• _Exercise data_:
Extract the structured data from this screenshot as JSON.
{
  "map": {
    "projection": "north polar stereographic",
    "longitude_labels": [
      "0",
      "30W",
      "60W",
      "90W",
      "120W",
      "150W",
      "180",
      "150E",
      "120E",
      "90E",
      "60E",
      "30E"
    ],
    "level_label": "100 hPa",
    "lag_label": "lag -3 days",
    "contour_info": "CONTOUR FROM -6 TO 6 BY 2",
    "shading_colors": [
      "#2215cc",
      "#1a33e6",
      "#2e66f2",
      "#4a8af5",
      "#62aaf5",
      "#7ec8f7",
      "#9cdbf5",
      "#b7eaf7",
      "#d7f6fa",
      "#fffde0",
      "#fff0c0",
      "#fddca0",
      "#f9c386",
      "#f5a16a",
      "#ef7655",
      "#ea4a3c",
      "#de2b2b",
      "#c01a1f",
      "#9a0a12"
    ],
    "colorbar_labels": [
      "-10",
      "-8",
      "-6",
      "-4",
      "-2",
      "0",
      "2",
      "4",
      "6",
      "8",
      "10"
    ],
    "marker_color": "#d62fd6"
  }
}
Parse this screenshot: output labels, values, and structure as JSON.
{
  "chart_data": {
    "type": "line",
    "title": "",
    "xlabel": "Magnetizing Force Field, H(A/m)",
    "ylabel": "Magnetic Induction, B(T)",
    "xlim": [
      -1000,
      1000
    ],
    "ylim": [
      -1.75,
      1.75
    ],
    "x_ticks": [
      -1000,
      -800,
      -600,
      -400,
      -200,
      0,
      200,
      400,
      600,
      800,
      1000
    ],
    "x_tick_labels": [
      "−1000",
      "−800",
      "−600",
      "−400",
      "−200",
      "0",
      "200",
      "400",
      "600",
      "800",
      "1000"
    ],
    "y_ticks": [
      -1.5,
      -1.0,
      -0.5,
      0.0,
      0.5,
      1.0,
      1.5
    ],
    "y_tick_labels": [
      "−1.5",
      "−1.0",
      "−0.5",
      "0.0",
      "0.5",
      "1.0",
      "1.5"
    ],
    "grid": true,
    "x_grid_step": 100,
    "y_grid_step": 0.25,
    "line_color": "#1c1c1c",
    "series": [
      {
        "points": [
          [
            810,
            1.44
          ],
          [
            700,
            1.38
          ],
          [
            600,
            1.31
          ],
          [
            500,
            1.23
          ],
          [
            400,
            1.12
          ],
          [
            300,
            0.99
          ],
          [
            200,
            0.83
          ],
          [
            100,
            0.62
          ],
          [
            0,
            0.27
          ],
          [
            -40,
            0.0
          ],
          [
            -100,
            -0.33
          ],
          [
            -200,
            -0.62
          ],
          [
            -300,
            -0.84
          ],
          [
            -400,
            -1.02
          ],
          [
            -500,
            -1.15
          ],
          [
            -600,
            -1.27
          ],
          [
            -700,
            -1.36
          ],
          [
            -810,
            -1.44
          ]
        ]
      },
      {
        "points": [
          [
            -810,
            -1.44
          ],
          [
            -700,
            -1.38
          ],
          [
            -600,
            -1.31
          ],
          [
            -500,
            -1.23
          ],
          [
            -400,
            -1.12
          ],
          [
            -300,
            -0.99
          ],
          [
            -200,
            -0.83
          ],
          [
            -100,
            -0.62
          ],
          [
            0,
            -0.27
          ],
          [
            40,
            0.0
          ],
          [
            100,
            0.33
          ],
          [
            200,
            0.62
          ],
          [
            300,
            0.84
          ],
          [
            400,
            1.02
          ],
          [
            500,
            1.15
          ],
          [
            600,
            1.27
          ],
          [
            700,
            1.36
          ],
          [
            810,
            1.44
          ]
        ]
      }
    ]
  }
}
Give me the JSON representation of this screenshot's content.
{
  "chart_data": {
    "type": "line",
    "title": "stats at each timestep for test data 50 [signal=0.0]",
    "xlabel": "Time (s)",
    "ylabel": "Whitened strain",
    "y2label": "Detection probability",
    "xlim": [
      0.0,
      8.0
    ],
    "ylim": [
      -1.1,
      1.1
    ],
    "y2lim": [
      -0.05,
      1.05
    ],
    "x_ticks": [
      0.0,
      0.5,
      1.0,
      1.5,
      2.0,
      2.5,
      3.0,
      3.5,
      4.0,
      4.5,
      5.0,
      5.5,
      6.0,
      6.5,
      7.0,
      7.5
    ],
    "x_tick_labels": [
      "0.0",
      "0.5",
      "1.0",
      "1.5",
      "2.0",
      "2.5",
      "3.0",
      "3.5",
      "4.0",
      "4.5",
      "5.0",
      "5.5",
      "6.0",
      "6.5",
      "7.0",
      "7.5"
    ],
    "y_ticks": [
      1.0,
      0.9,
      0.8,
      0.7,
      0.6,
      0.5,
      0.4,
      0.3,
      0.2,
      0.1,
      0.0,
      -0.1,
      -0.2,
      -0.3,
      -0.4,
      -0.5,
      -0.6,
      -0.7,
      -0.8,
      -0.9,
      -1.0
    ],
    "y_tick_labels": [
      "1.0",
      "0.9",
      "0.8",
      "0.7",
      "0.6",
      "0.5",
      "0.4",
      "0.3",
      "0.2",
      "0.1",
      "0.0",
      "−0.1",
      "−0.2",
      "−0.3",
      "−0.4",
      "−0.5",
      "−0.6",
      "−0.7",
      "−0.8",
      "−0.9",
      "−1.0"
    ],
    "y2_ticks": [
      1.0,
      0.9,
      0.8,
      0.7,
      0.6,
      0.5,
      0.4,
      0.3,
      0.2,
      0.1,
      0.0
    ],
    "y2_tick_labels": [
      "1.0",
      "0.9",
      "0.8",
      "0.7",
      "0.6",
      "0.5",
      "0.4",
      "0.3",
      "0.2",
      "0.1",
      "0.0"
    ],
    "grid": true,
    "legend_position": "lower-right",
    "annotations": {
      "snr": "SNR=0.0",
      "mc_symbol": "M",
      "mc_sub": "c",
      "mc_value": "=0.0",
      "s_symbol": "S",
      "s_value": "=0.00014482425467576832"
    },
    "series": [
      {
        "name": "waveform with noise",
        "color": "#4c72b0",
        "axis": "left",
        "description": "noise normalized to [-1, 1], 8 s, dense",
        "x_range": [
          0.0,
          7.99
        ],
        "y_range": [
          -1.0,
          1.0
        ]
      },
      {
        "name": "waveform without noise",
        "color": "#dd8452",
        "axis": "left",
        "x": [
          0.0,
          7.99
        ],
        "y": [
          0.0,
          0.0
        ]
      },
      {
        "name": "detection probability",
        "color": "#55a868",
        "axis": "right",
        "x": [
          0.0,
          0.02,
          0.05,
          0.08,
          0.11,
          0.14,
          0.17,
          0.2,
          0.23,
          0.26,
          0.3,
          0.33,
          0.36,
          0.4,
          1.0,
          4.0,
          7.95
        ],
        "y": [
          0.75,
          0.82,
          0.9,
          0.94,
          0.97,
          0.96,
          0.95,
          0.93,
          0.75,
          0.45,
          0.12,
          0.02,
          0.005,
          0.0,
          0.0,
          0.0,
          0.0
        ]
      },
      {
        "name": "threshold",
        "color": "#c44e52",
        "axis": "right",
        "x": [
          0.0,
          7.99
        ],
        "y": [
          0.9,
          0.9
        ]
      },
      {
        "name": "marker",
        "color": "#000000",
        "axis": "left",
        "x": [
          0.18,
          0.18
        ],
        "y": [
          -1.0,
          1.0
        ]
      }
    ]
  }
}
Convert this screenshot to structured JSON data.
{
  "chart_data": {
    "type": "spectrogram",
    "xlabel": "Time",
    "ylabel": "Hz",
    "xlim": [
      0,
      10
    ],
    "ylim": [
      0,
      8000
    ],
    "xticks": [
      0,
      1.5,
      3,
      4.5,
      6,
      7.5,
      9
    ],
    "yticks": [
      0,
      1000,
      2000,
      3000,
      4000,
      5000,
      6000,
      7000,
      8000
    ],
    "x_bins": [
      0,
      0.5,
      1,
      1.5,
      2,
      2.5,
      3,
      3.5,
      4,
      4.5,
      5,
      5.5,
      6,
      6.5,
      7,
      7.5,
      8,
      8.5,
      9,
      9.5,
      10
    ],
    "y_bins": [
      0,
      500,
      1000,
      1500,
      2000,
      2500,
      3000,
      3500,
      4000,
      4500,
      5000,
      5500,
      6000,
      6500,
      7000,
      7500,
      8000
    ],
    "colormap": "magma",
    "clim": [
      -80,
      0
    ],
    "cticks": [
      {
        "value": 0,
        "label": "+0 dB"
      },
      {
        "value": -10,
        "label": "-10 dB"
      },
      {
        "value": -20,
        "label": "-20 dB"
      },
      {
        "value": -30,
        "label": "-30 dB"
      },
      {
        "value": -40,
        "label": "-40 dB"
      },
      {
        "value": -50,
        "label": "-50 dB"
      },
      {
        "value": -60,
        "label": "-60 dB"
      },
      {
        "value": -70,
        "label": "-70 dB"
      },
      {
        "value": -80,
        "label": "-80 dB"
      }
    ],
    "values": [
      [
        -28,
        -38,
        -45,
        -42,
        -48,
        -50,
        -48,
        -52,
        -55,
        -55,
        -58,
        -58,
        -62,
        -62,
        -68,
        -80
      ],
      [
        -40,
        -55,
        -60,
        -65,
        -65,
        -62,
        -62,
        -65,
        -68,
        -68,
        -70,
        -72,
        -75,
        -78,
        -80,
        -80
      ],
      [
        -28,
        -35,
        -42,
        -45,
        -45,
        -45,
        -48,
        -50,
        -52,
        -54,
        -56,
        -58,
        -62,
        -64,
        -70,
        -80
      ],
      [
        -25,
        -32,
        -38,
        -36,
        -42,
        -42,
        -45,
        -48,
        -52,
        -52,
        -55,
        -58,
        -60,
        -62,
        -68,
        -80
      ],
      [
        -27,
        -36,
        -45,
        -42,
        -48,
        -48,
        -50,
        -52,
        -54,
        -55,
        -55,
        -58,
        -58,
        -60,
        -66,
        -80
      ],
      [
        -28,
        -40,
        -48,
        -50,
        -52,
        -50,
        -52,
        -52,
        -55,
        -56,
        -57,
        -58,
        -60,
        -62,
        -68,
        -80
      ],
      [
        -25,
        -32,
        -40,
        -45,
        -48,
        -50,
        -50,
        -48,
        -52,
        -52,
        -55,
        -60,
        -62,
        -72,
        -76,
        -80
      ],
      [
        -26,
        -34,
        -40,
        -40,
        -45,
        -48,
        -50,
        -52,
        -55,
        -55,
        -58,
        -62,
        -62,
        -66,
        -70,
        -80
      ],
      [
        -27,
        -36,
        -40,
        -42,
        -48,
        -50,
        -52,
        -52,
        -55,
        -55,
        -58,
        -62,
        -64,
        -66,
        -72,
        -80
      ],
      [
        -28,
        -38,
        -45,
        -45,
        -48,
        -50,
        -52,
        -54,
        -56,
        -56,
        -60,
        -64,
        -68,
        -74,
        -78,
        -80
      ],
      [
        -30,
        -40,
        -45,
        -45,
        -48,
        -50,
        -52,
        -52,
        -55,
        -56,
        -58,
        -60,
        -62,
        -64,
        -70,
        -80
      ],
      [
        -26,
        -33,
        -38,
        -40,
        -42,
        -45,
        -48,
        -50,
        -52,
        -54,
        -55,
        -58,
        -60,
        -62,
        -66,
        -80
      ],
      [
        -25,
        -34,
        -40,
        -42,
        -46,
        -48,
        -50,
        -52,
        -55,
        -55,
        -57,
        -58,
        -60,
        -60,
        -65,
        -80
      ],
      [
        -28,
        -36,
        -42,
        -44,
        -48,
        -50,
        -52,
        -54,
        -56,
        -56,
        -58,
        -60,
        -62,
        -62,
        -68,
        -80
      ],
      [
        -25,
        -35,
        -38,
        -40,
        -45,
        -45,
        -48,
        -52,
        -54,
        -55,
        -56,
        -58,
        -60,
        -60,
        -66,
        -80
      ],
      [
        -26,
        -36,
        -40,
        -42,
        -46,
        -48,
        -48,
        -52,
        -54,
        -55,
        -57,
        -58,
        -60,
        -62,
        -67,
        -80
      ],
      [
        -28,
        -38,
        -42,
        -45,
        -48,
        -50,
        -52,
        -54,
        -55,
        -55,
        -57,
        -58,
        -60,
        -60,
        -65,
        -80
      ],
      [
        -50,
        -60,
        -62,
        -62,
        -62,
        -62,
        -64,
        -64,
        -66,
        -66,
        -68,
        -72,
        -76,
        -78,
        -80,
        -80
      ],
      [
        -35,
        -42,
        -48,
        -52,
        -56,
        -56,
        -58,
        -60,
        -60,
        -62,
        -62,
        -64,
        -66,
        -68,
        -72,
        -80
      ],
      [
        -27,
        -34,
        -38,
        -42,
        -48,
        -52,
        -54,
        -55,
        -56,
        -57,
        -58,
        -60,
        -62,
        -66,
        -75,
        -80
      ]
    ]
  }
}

• _Written task_:
Determine the number of lines in the listing that contain the string "JSON". Write that number and nothing else.

• _Full response_:
4